• **PROVIDED MATERIAL**:
....
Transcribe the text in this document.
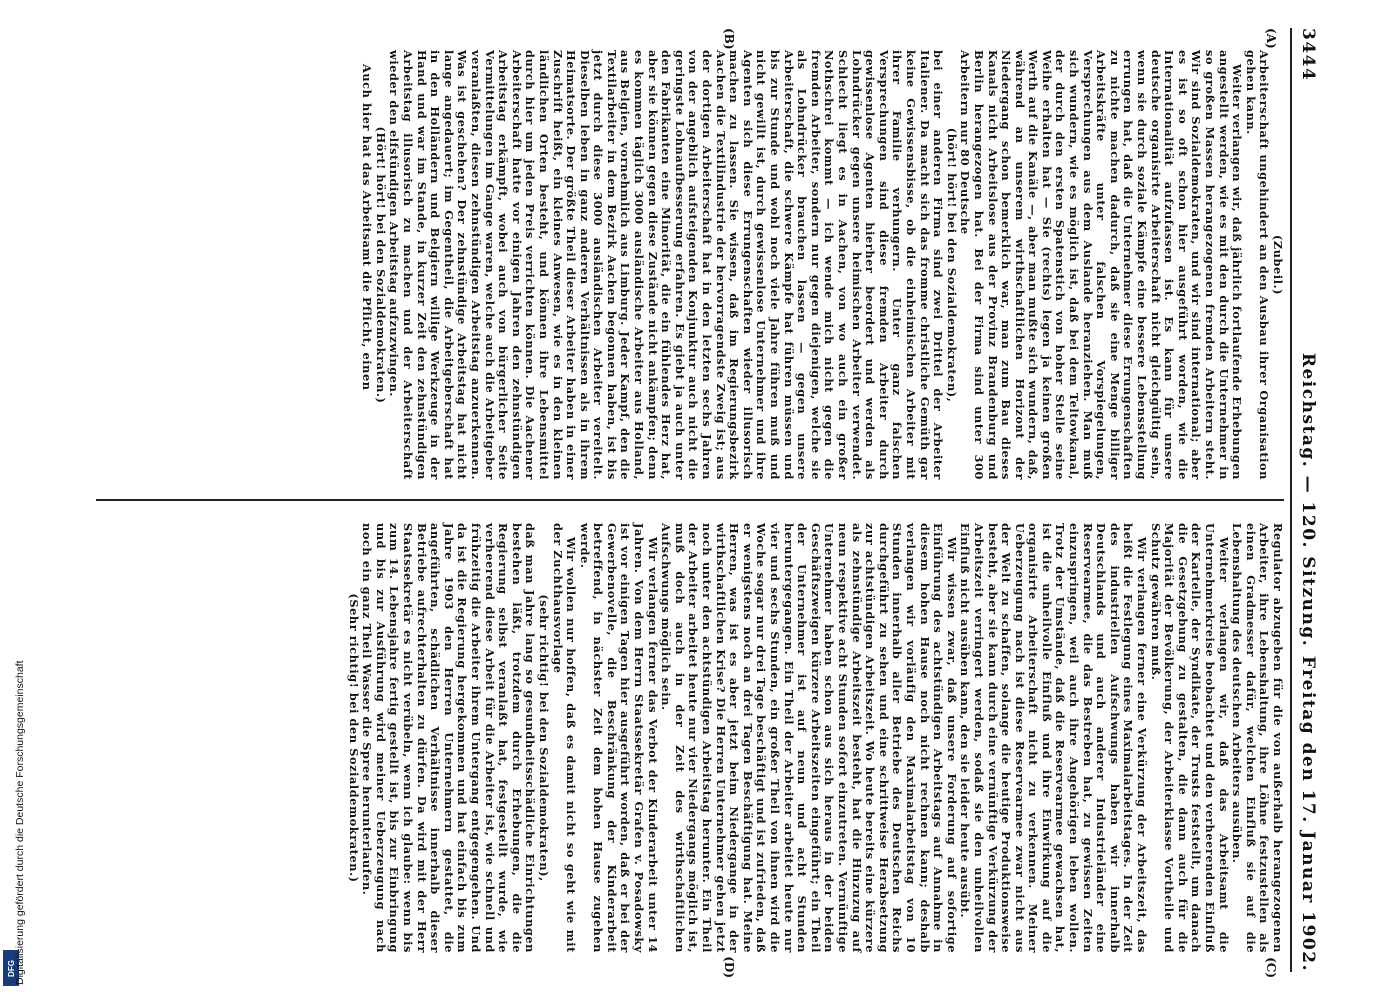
3444
Reichstag. — 120. Sitzung.
Freitag den 17. Januar 1902.
(A)
(B)
(C)
(D)

(Zubeil.)

Arbeiterschaft ungehindert an den Ausbau ihrer Organisation gehen kann.

Weiter verlangen wir, daß jährlich fortlaufende Erhebungen angestellt werden, wie es mit den durch die Unternehmer in so großen Massen herangezogenen fremden Arbeitern steht. Wir sind Sozialdemokraten, und wir sind international; aber es ist so oft schon hier ausgeführt worden, wie die Internationalität aufzufassen ist. Es kann für unsere deutsche organisirte Arbeiterschaft nicht gleichgültig sein, wenn sie durch soziale Kämpfe eine bessere Lebensstellung errungen hat, daß die Unternehmer diese Errungenschaften zu nichte machen dadurch, daß sie eine Menge billiger Arbeitskräfte unter falschen Vorspiegelungen, Versprechungen aus dem Auslande heranziehen. Man muß sich wundern, wie es möglich ist, daß bei dem Teltowkanal, der durch den ersten Spatenstich von hoher Stelle seine Weihe erhalten hat — Sie (rechts) legen ja keinen großen Werth auf die Kanäle —, aber man mußte sich wundern, daß, während an unserem wirthschaftlichen Horizont der Niedergang schon bemerklich war, man zum Bau dieses Kanals nicht Arbeitslose aus der Provinz Brandenburg und Berlin herangezogen hat. Bei der Firma sind unter 300 Arbeitern nur 80 Deutsche

(hört! hört! bei den Sozialdemokraten),

bei einer anderen Firma sind zwei Drittel der Arbeiter Italiener. Da macht sich das fromme christliche Gemüth gar keine Gewissensbisse, ob die einheimischen Arbeiter mit ihrer Familie verhungern. Unter ganz falschen Versprechungen sind diese fremden Arbeiter durch gewissenlose Agenten hierher beordert und werden als Lohndrücker gegen unsere heimischen Arbeiter verwendet. Schlecht liegt es in Aachen, von wo auch ein großer Nothschrei kommt — ich wende mich nicht gegen die fremden Arbeiter, sondern nur gegen diejenigen, welche sie als Lohndrücker brauchen lassen — gegen unsere Arbeiterschaft, die schwere Kämpfe hat führen müssen und bis zur Stunde und wohl noch viele Jahre führen muß und nicht gewillt ist, durch gewissenlose Unternehmer und ihre Agenten sich diese Errungenschaften wieder illusorisch machen zu lassen. Sie wissen, daß im Regierungsbezirk Aachen die Textilindustrie der hervorragendste Zweig ist; aus der dortigen Arbeiterschaft hat in den letzten sechs Jahren von der angeblich aufsteigenden Konjunktur auch nicht die geringste Lohnaufbesserung erfahren. Es giebt ja auch unter den Fabrikanten eine Minorität, die ein fühlendes Herz hat, aber sie können gegen diese Zustände nicht ankämpfen; denn es kommen täglich 3000 ausländische Arbeiter aus Holland, aus Belgien, vornehmlich aus Limburg. Jeder Kampf, den die Textilarbeiter in dem Bezirk Aachen begonnen haben, ist bis jetzt durch diese 3000 ausländischen Arbeiter vereitelt. Dieselben leben in ganz anderen Verhältnissen als in ihrem Heimatsorte. Der größte Theil dieser Arbeiter haben in einer Zuschrift heißt, ein kleines Anwesen, wie es in den kleinen ländlichen Orten besteht, und können ihre Lebensmittel durch hier um jeden Preis verrichten können. Die Aachener Arbeiterschaft hatte vor einigen Jahren den zehnstündigen Arbeitstag erkämpft, wobei auch von bürgerlicher Seite Vermittelungen im Gange waren, welche auch die Arbeitgeber veranlaßten, diesen zehnstündigen Arbeitstag anzuerkennen. Was ist geschehen? Der zehnstündige Arbeitstag hat nicht lange angedauert; im Gegentheil, die Arbeitgeberschaft hat in den Holländern und Belgiern willige Werkzeuge in der Hand und war im Stande, in kurzer Zeit den zehnstündigen Arbeitstag illusorisch zu machen und der Arbeiterschaft wieder den elfstündigen Arbeitstag aufzuzwingen.

(Hört! hört! bei den Sozialdemokraten.)

Auch hier hat das Arbeitsamt die Pflicht, einen

Regulator abzugeben für die von außerhalb herangezogenen Arbeiter, ihre Lebenshaltung, ihre Löhne festzustellen als einen Gradmesser dafür, welchen Einfluß sie auf die Lebenshaltung des deutschen Arbeiters ausüben.

Weiter verlangen wir, daß das Arbeitsamt die Unternehmerkreise beobachtet und den verheerenden Einfluß der Kartelle, der Syndikate, der Trusts feststellt, um danach die Gesetzgebung zu gestalten, die dann auch für die Majorität der Bevölkerung, der Arbeiterklasse Vortheile und Schutz gewähren muß.

Wir verlangen ferner eine Verkürzung der Arbeitszeit, das heißt die Festlegung eines Maximalarbeitstages. In der Zeit des industriellen Aufschwungs haben wir innerhalb Deutschlands und auch anderer Industrieländer eine Reservearmee, die das Bestreben hat, zu gewissen Zeiten einzuspringen, weil auch ihre Angehörigen leben wollen. Trotz der Umstände, daß die Reservearmee gewachsen hat, ist die unheilvolle Einfluß und ihre Einwirkung auf die organisirte Arbeiterschaft nicht zu verkennen. Meiner Ueberzeugung nach ist diese Reservearmee zwar nicht aus der Welt zu schaffen, solange die heutige Produktionsweise besteht, aber sie kann durch eine vernünftige Verkürzung der Arbeitszeit verringert werden, sodaß sie den unheilvollen Einfluß nicht ausüben kann, den sie leider heute ausübt.

Wir wissen zwar, daß unsere Forderung auf sofortige Einführung des achtstündigen Arbeitstags auf Annahme in diesem hohen Hause noch nicht rechnen kann; deshalb verlangen wir vorläufig den Maximalarbeitstag von 10 Stunden innerhalb aller Betriebe des Deutschen Reichs durchgeführt zu sehen und eine schrittweise Herabsetzung zur achtstündigen Arbeitszeit. Wo heute bereits eine kürzere als zehnstündige Arbeitszeit besteht, hat die Hinzuzug auf neun respektive acht Stunden sofort einzutreten. Vernünftige Unternehmer haben schon aus sich heraus in der beiden Geschäftszweigen kürzere Arbeitszeiten eingeführt; ein Theil der Unternehmer ist auf neun und acht Stunden heruntergegangen. Ein Theil der Arbeiter arbeitet heute nur vier und sechs Stunden, ein großer Theil von ihnen wird die Woche sogar nur drei Tage beschäftigt und ist zufrieden, daß er wenigstens noch an drei Tagen Beschäftigung hat. Meine Herren, was ist es aber jetzt beim Niedergange in der wirthschaftlichen Krise? Die Herren Unternehmer gehen jetzt noch unter den achtstündigen Arbeitstag herunter. Ein Theil der Arbeiter arbeitet heute nur vier Niedergangs möglich ist, muß doch auch in der Zeit des wirthschaftlichen Aufschwungs möglich sein.

Wir verlangen ferner das Verbot der Kinderarbeit unter 14 Jahren. Von dem Herrn Staatssekretär Grafen v. Posadowsky ist vor einigen Tagen hier ausgeführt worden, daß er bei der Gewerbenovelle, die Beschränkung der Kinderarbeit betreffend, in nächster Zeit dem hohen Hause zugehen werde.

Wir wollen nur hoffen, daß es damit nicht so geht wie mit der Zuchthausvorlage

(sehr richtig! bei den Sozialdemokraten),

daß man Jahre lang so gesundheitsschädliche Einrichtungen bestehen läßt, trotzdem durch Erhebungen, die die Regierung selbst veranlaßt hat, festgestellt wurde, wie verheerend diese Arbeit für die Arbeiter ist, wie schnell und frühzeitig die Arbeiter ihrem Untergang entgegengehen. Und da ist die Regierung hergekommen und hat einfach bis zum Jahre 1903 den Herren Unternehmern gestattet, die angeführten, schädlichen Verhältnisse innerhalb dieser Betriebe aufrechterhalten zu dürfen. Da wird mit der Herr Staatssekretär es nicht verübeln, wenn ich glaube: wenn bis zum 14. Lebensjahre fertig gestellt ist, bis zur Einbringung und bis zur Ausführung wird meiner Ueberzeugung nach noch ein ganz Theil Wasser die Spree herunterlaufen.

(Sehr richtig! bei den Sozialdemokraten.)

DFG
Digitalisierung gefördert durch die Deutsche Forschungsgemeinschaft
....
• **TO BE DONE**:
What is the number of lines in the listing that contain the string "Arbeitszeit"? Reply with that number alone.

• **FULL ANSWER**:
2